- _Aim of the task_
Pick every line with "note" from the material below.

[Records that describe figures]
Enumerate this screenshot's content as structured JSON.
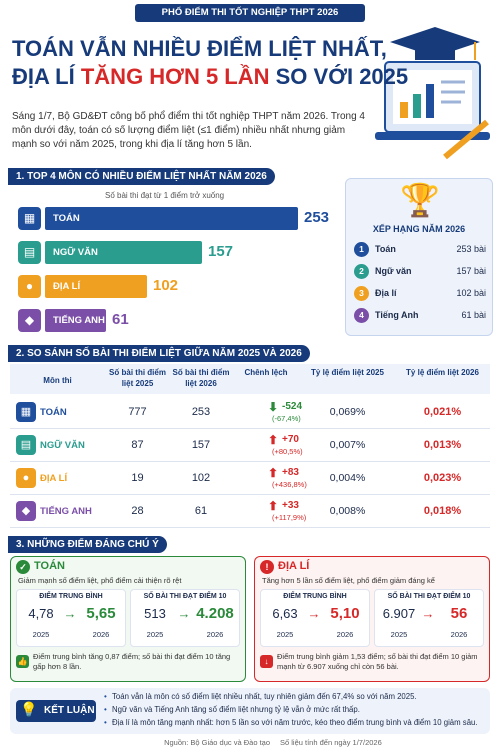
{
  "header": {
    "tag": "PHỔ ĐIỂM THI TỐT NGHIỆP THPT 2026",
    "title_line1": "TOÁN VẪN NHIỀU ĐIỂM LIỆT NHẤT,",
    "title_line2": [
      "ĐỊA LÍ ",
      "TĂNG HƠN 5 LẦN",
      " SO VỚI 2025"
    ],
    "intro": "Sáng 1/7, Bộ GD&ĐT công bố phổ điểm thi tốt nghiệp THPT năm 2026. Trong 4 môn dưới đây, toán có số lượng điểm liệt (≤1 điểm) nhiều nhất nhưng giảm mạnh so với năm 2025, trong khi địa lí tăng hơn 5 lần."
  },
  "section1": {
    "heading": "1. TOP 4 MÔN CÓ NHIỀU ĐIỂM LIỆT NHẤT NĂM 2026",
    "note": "Số bài thi đạt từ 1 điểm trở xuống",
    "bars": {
      "categories": [
        "TOÁN",
        "NGỮ VĂN",
        "ĐỊA LÍ",
        "TIẾNG ANH"
      ],
      "values": [
        253,
        157,
        102,
        61
      ],
      "colors": [
        "#1f4e9c",
        "#2a9d8f",
        "#f0a020",
        "#7b4fa8"
      ]
    },
    "ranking": {
      "title": "XẾP HẠNG NĂM 2026",
      "rows": [
        [
          "1",
          "Toán",
          "253 bài"
        ],
        [
          "2",
          "Ngữ văn",
          "157 bài"
        ],
        [
          "3",
          "Địa lí",
          "102 bài"
        ],
        [
          "4",
          "Tiếng Anh",
          "61 bài"
        ]
      ]
    }
  },
  "section2": {
    "heading": "2. SO SÁNH SỐ BÀI THI ĐIỂM LIỆT GIỮA NĂM 2025 VÀ 2026",
    "columns": [
      "Môn thi",
      "Số bài thi điểm liệt 2025",
      "Số bài thi điểm liệt 2026",
      "Chênh lệch",
      "Tỷ lệ điểm liệt 2025",
      "Tỷ lệ điểm liệt 2026"
    ],
    "rows": [
      [
        "TOÁN",
        "777",
        "253",
        "-524",
        "(-67,4%)",
        "0,069%",
        "0,021%"
      ],
      [
        "NGỮ VĂN",
        "87",
        "157",
        "+70",
        "(+80,5%)",
        "0,007%",
        "0,013%"
      ],
      [
        "ĐỊA LÍ",
        "19",
        "102",
        "+83",
        "(+436,8%)",
        "0,004%",
        "0,023%"
      ],
      [
        "TIẾNG ANH",
        "28",
        "61",
        "+33",
        "(+117,9%)",
        "0,008%",
        "0,018%"
      ]
    ]
  },
  "section3": {
    "heading": "3. NHỮNG ĐIỂM ĐÁNG CHÚ Ý",
    "cards": [
      {
        "title": "TOÁN",
        "subtitle": "Giảm mạnh số điểm liệt, phổ điểm cải thiện rõ rệt",
        "stats": [
          {
            "label": "ĐIỂM TRUNG BÌNH",
            "from": "4,78",
            "to": "5,65",
            "years": [
              "2025",
              "2026"
            ]
          },
          {
            "label": "SỐ BÀI THI ĐẠT ĐIỂM 10",
            "from": "513",
            "to": "4.208",
            "years": [
              "2025",
              "2026"
            ]
          }
        ],
        "note": "Điểm trung bình tăng 0,87 điểm; số bài thi đạt điểm 10 tăng gấp hơn 8 lần."
      },
      {
        "title": "ĐỊA LÍ",
        "subtitle": "Tăng hơn 5 lần số điểm liệt, phổ điểm giảm đáng kể",
        "stats": [
          {
            "label": "ĐIỂM TRUNG BÌNH",
            "from": "6,63",
            "to": "5,10",
            "years": [
              "2025",
              "2026"
            ]
          },
          {
            "label": "SỐ BÀI THI ĐẠT ĐIỂM 10",
            "from": "6.907",
            "to": "56",
            "years": [
              "2025",
              "2026"
            ]
          }
        ],
        "note": "Điểm trung bình giảm 1,53 điểm; số bài thi đạt điểm 10 giảm mạnh từ 6.907 xuống chỉ còn 56 bài."
      }
    ]
  },
  "conclusion": {
    "label": "KẾT LUẬN",
    "bullets": [
      "Toán vẫn là môn có số điểm liệt nhiều nhất, tuy nhiên giảm đến 67,4% so với năm 2025.",
      "Ngữ văn và Tiếng Anh tăng số điểm liệt nhưng tỷ lệ vẫn ở mức rất thấp.",
      "Địa lí là môn tăng mạnh nhất: hơn 5 lần so với năm trước, kéo theo điểm trung bình và điểm 10 giảm sâu."
    ]
  },
  "footer": [
    "Nguồn: Bộ Giáo dục và Đào tạo",
    "Số liệu tính đến ngày 1/7/2026"
  ]
}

- _Task result_
    "note": "Số bài thi đạt từ 1 điểm trở xuống",
        "note": "Điểm trung bình tăng 0,87 điểm; số bài thi đạt điểm 10 tăng gấp hơn 8 lần."
        "note": "Điểm trung bình giảm 1,53 điểm; số bài thi đạt điểm 10 giảm mạnh từ 6.907 xuống chỉ còn 56 bài."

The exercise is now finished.